_Set exercise_:
Take every line where the string "xlabel" appears and copy it.

Dataset rows about figures:
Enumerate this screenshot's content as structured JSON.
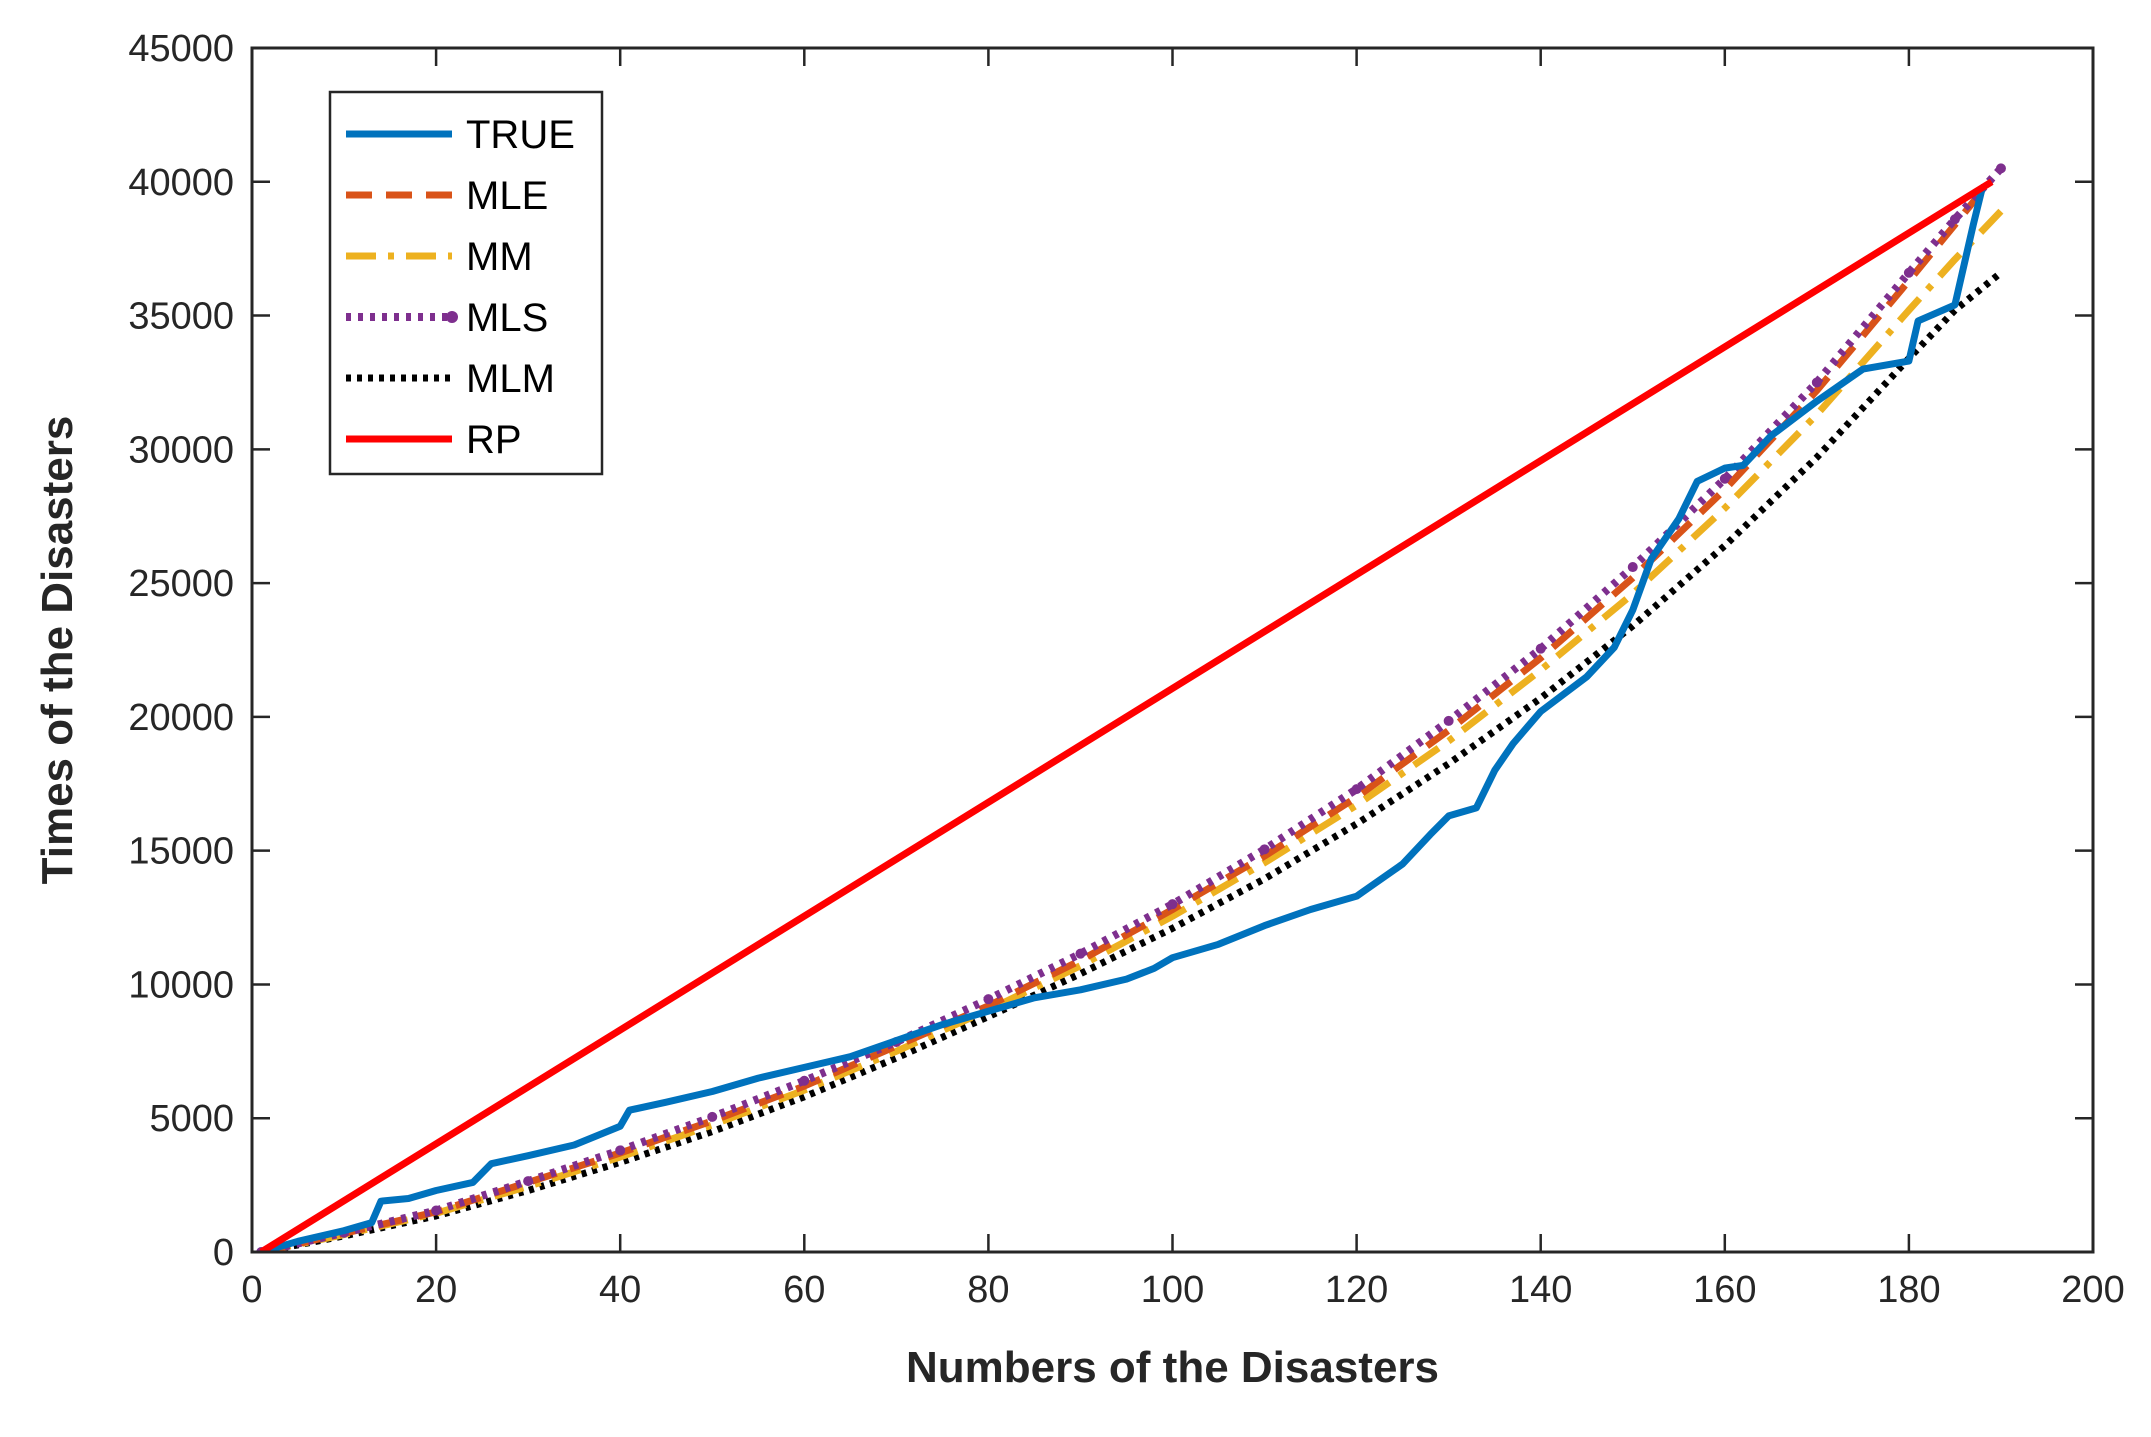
{
  "chart_data": {
    "type": "line",
    "xlabel": "Numbers of the Disasters",
    "ylabel": "Times of the Disasters",
    "xlim": [
      0,
      200
    ],
    "ylim": [
      0,
      45000
    ],
    "xticks": [
      0,
      20,
      40,
      60,
      80,
      100,
      120,
      140,
      160,
      180,
      200
    ],
    "yticks": [
      0,
      5000,
      10000,
      15000,
      20000,
      25000,
      30000,
      35000,
      40000,
      45000
    ],
    "grid": false,
    "legend_position": "top-left",
    "series": [
      {
        "name": "TRUE",
        "color": "#0072BD",
        "style": "solid",
        "x": [
          1,
          5,
          10,
          13,
          14,
          17,
          20,
          24,
          26,
          30,
          35,
          40,
          41,
          45,
          50,
          55,
          60,
          65,
          70,
          75,
          80,
          85,
          90,
          95,
          98,
          100,
          105,
          110,
          115,
          120,
          125,
          128,
          130,
          133,
          135,
          137,
          140,
          145,
          148,
          150,
          152,
          155,
          157,
          160,
          162,
          165,
          170,
          175,
          180,
          181,
          185,
          187,
          188
        ],
        "values": [
          0,
          400,
          800,
          1100,
          1900,
          2000,
          2300,
          2600,
          3300,
          3600,
          4000,
          4700,
          5300,
          5600,
          6000,
          6500,
          6900,
          7300,
          7900,
          8500,
          9000,
          9500,
          9800,
          10200,
          10600,
          11000,
          11500,
          12200,
          12800,
          13300,
          14500,
          15600,
          16300,
          16600,
          18000,
          19000,
          20200,
          21500,
          22600,
          24000,
          25900,
          27400,
          28800,
          29300,
          29400,
          30500,
          31800,
          33000,
          33300,
          34800,
          35400,
          38400,
          39800
        ]
      },
      {
        "name": "MLE",
        "color": "#D95319",
        "style": "dashed",
        "x": [
          1,
          10,
          20,
          30,
          40,
          50,
          60,
          70,
          80,
          90,
          100,
          110,
          120,
          130,
          140,
          150,
          160,
          170,
          180,
          185,
          189
        ],
        "values": [
          0,
          700,
          1500,
          2600,
          3700,
          4900,
          6200,
          7700,
          9200,
          10900,
          12800,
          14800,
          17000,
          19500,
          22200,
          25200,
          28500,
          32200,
          36300,
          38400,
          40100
        ]
      },
      {
        "name": "MM",
        "color": "#EDB120",
        "style": "dashdot",
        "x": [
          1,
          10,
          20,
          30,
          40,
          50,
          60,
          70,
          80,
          90,
          100,
          110,
          120,
          130,
          140,
          150,
          160,
          170,
          180,
          185,
          190
        ],
        "values": [
          0,
          650,
          1450,
          2450,
          3550,
          4750,
          6050,
          7500,
          9050,
          10700,
          12550,
          14550,
          16700,
          19100,
          21750,
          24600,
          27800,
          31300,
          35200,
          37100,
          38900
        ]
      },
      {
        "name": "MLS",
        "color": "#7E2F8E",
        "style": "dotted-marker",
        "x": [
          1,
          10,
          20,
          30,
          40,
          50,
          60,
          70,
          80,
          90,
          100,
          110,
          120,
          130,
          140,
          150,
          160,
          170,
          180,
          185,
          190
        ],
        "values": [
          0,
          720,
          1550,
          2650,
          3800,
          5050,
          6400,
          7850,
          9450,
          11150,
          13000,
          15050,
          17300,
          19850,
          22550,
          25600,
          28900,
          32500,
          36600,
          38600,
          40500
        ]
      },
      {
        "name": "MLM",
        "color": "#000000",
        "style": "dotted",
        "x": [
          1,
          10,
          20,
          30,
          40,
          50,
          60,
          70,
          80,
          90,
          100,
          110,
          120,
          130,
          140,
          150,
          160,
          170,
          180,
          185,
          190
        ],
        "values": [
          0,
          600,
          1350,
          2300,
          3350,
          4500,
          5800,
          7250,
          8800,
          10400,
          12100,
          13950,
          16000,
          18250,
          20700,
          23400,
          26400,
          29700,
          33400,
          35200,
          36600
        ]
      },
      {
        "name": "RP",
        "color": "#FF0000",
        "style": "solid",
        "x": [
          1,
          189
        ],
        "values": [
          0,
          40000
        ]
      }
    ]
  }
}
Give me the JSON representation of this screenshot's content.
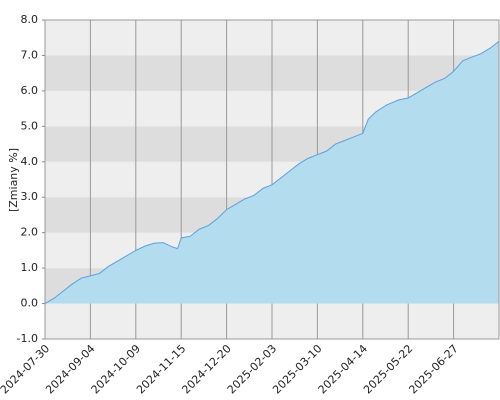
{
  "chart_data": {
    "type": "area",
    "y_label": "[Zmiany %]",
    "x": [
      0,
      5,
      10,
      15,
      20,
      25,
      30,
      35,
      40,
      45,
      50,
      55,
      60,
      65,
      70,
      73,
      75,
      80,
      85,
      90,
      95,
      100,
      105,
      110,
      115,
      120,
      125,
      130,
      135,
      140,
      145,
      150,
      155,
      160,
      165,
      170,
      175,
      178,
      182,
      188,
      195,
      200,
      205,
      210,
      215,
      220,
      225,
      230,
      235,
      240,
      245,
      250
    ],
    "values": [
      0,
      0.15,
      0.35,
      0.55,
      0.72,
      0.78,
      0.85,
      1.05,
      1.2,
      1.35,
      1.5,
      1.62,
      1.7,
      1.72,
      1.6,
      1.55,
      1.85,
      1.9,
      2.1,
      2.2,
      2.4,
      2.65,
      2.8,
      2.95,
      3.05,
      3.25,
      3.35,
      3.55,
      3.75,
      3.95,
      4.1,
      4.2,
      4.3,
      4.5,
      4.6,
      4.7,
      4.8,
      5.2,
      5.4,
      5.6,
      5.75,
      5.8,
      5.95,
      6.1,
      6.25,
      6.35,
      6.55,
      6.85,
      6.95,
      7.05,
      7.2,
      7.4
    ],
    "color": "#5b9fe0",
    "fill": "#b3dcee",
    "xlim": [
      0,
      250
    ],
    "xticks": [
      {
        "value": 0,
        "label": "2024-07-30"
      },
      {
        "value": 25,
        "label": "2024-09-04"
      },
      {
        "value": 50,
        "label": "2024-10-09"
      },
      {
        "value": 75,
        "label": "2024-11-15"
      },
      {
        "value": 100,
        "label": "2024-12-20"
      },
      {
        "value": 125,
        "label": "2025-02-03"
      },
      {
        "value": 150,
        "label": "2025-03-10"
      },
      {
        "value": 175,
        "label": "2025-04-14"
      },
      {
        "value": 200,
        "label": "2025-05-22"
      },
      {
        "value": 225,
        "label": "2025-06-27"
      }
    ],
    "ylim": [
      -1,
      8
    ],
    "yticks": [
      {
        "value": -1,
        "label": "-1.0"
      },
      {
        "value": 0,
        "label": "0.0"
      },
      {
        "value": 1,
        "label": "1.0"
      },
      {
        "value": 2,
        "label": "2.0"
      },
      {
        "value": 3,
        "label": "3.0"
      },
      {
        "value": 4,
        "label": "4.0"
      },
      {
        "value": 5,
        "label": "5.0"
      },
      {
        "value": 6,
        "label": "6.0"
      },
      {
        "value": 7,
        "label": "7.0"
      },
      {
        "value": 8,
        "label": "8.0"
      }
    ],
    "grid": true
  }
}
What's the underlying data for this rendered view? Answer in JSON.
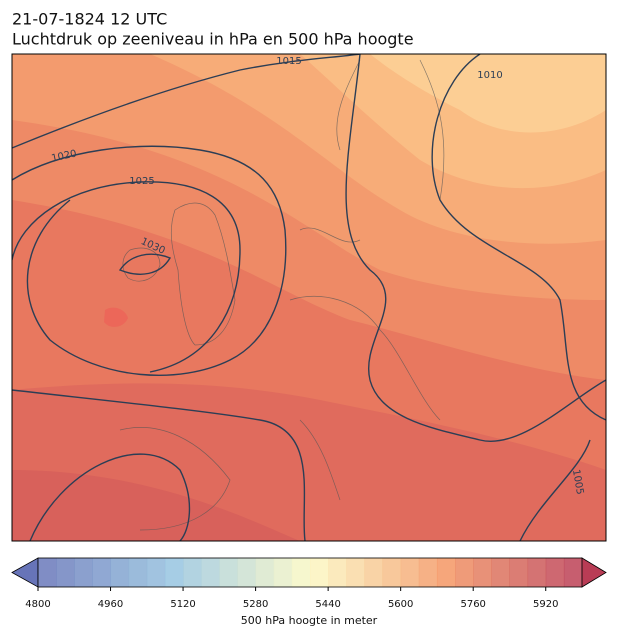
{
  "header": {
    "title": "21-07-1824 12 UTC",
    "subtitle": "Luchtdruk op zeeniveau in hPa en 500 hPa hoogte"
  },
  "map": {
    "isobar_labels": [
      1015,
      1010,
      1020,
      1025,
      1030,
      1005
    ]
  },
  "colorbar": {
    "label": "500 hPa hoogte in meter",
    "range": [
      4800,
      6000
    ],
    "step": 40,
    "ticks": [
      4800,
      4960,
      5120,
      5280,
      5440,
      5600,
      5760,
      5920
    ]
  }
}
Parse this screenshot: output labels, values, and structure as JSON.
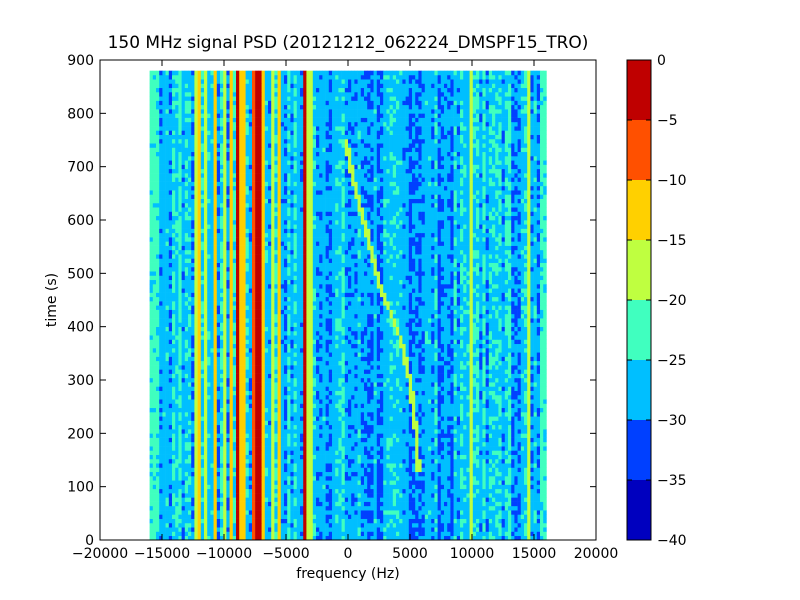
{
  "chart_data": {
    "type": "heatmap",
    "title": "150 MHz signal PSD (20121212_062224_DMSPF15_TRO)",
    "xlabel": "frequency (Hz)",
    "ylabel": "time (s)",
    "xlim": [
      -20000,
      20000
    ],
    "ylim": [
      0,
      900
    ],
    "data_extent": {
      "x": [
        -16000,
        16000
      ],
      "y": [
        0,
        880
      ]
    },
    "x_ticks": [
      -20000,
      -15000,
      -10000,
      -5000,
      0,
      5000,
      10000,
      15000,
      20000
    ],
    "y_ticks": [
      0,
      100,
      200,
      300,
      400,
      500,
      600,
      700,
      800,
      900
    ],
    "colorbar": {
      "range": [
        -40,
        0
      ],
      "ticks": [
        0,
        -5,
        -10,
        -15,
        -20,
        -25,
        -30,
        -35,
        -40
      ],
      "levels": [
        {
          "min": -40,
          "max": -35,
          "color": "#0000bf"
        },
        {
          "min": -35,
          "max": -30,
          "color": "#0040ff"
        },
        {
          "min": -30,
          "max": -25,
          "color": "#00bfff"
        },
        {
          "min": -25,
          "max": -20,
          "color": "#40ffbf"
        },
        {
          "min": -20,
          "max": -15,
          "color": "#bfff40"
        },
        {
          "min": -15,
          "max": -10,
          "color": "#ffd000"
        },
        {
          "min": -10,
          "max": -5,
          "color": "#ff5000"
        },
        {
          "min": -5,
          "max": 0,
          "color": "#bf0000"
        }
      ]
    },
    "features": {
      "background_level": -27,
      "stable_lines": [
        {
          "freq": -16000,
          "level": -24,
          "width": 250
        },
        {
          "freq": -15500,
          "level": -24,
          "width": 200
        },
        {
          "freq": -13500,
          "level": -24,
          "width": 150
        },
        {
          "freq": -12300,
          "level": -17,
          "width": 150
        },
        {
          "freq": -12000,
          "level": -12,
          "width": 120
        },
        {
          "freq": -11500,
          "level": -17,
          "width": 150
        },
        {
          "freq": -10800,
          "level": -12,
          "width": 120
        },
        {
          "freq": -10000,
          "level": -17,
          "width": 150
        },
        {
          "freq": -9500,
          "level": -12,
          "width": 120
        },
        {
          "freq": -9000,
          "level": -2,
          "width": 100
        },
        {
          "freq": -8500,
          "level": -12,
          "width": 120
        },
        {
          "freq": -7500,
          "level": -7,
          "width": 120
        },
        {
          "freq": -7200,
          "level": -2,
          "width": 100
        },
        {
          "freq": -6800,
          "level": -12,
          "width": 120
        },
        {
          "freq": -6000,
          "level": -17,
          "width": 150
        },
        {
          "freq": -5500,
          "level": -12,
          "width": 120
        },
        {
          "freq": -3500,
          "level": -2,
          "width": 100
        },
        {
          "freq": -3100,
          "level": -17,
          "width": 120
        },
        {
          "freq": 10000,
          "level": -17,
          "width": 150
        },
        {
          "freq": 11000,
          "level": -24,
          "width": 200
        },
        {
          "freq": 13000,
          "level": -24,
          "width": 200
        },
        {
          "freq": 14500,
          "level": -17,
          "width": 150
        },
        {
          "freq": 15800,
          "level": -24,
          "width": 250
        }
      ],
      "doppler_trace": {
        "level": -17,
        "points": [
          [
            5700,
            130
          ],
          [
            5500,
            200
          ],
          [
            5000,
            300
          ],
          [
            4200,
            380
          ],
          [
            3400,
            430
          ],
          [
            2500,
            480
          ],
          [
            1500,
            580
          ],
          [
            500,
            670
          ],
          [
            -200,
            750
          ]
        ]
      }
    }
  }
}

_Solution_:
    "xlabel": "Numbers of the Disasters",
    "xlabel": "frequency (Hz)",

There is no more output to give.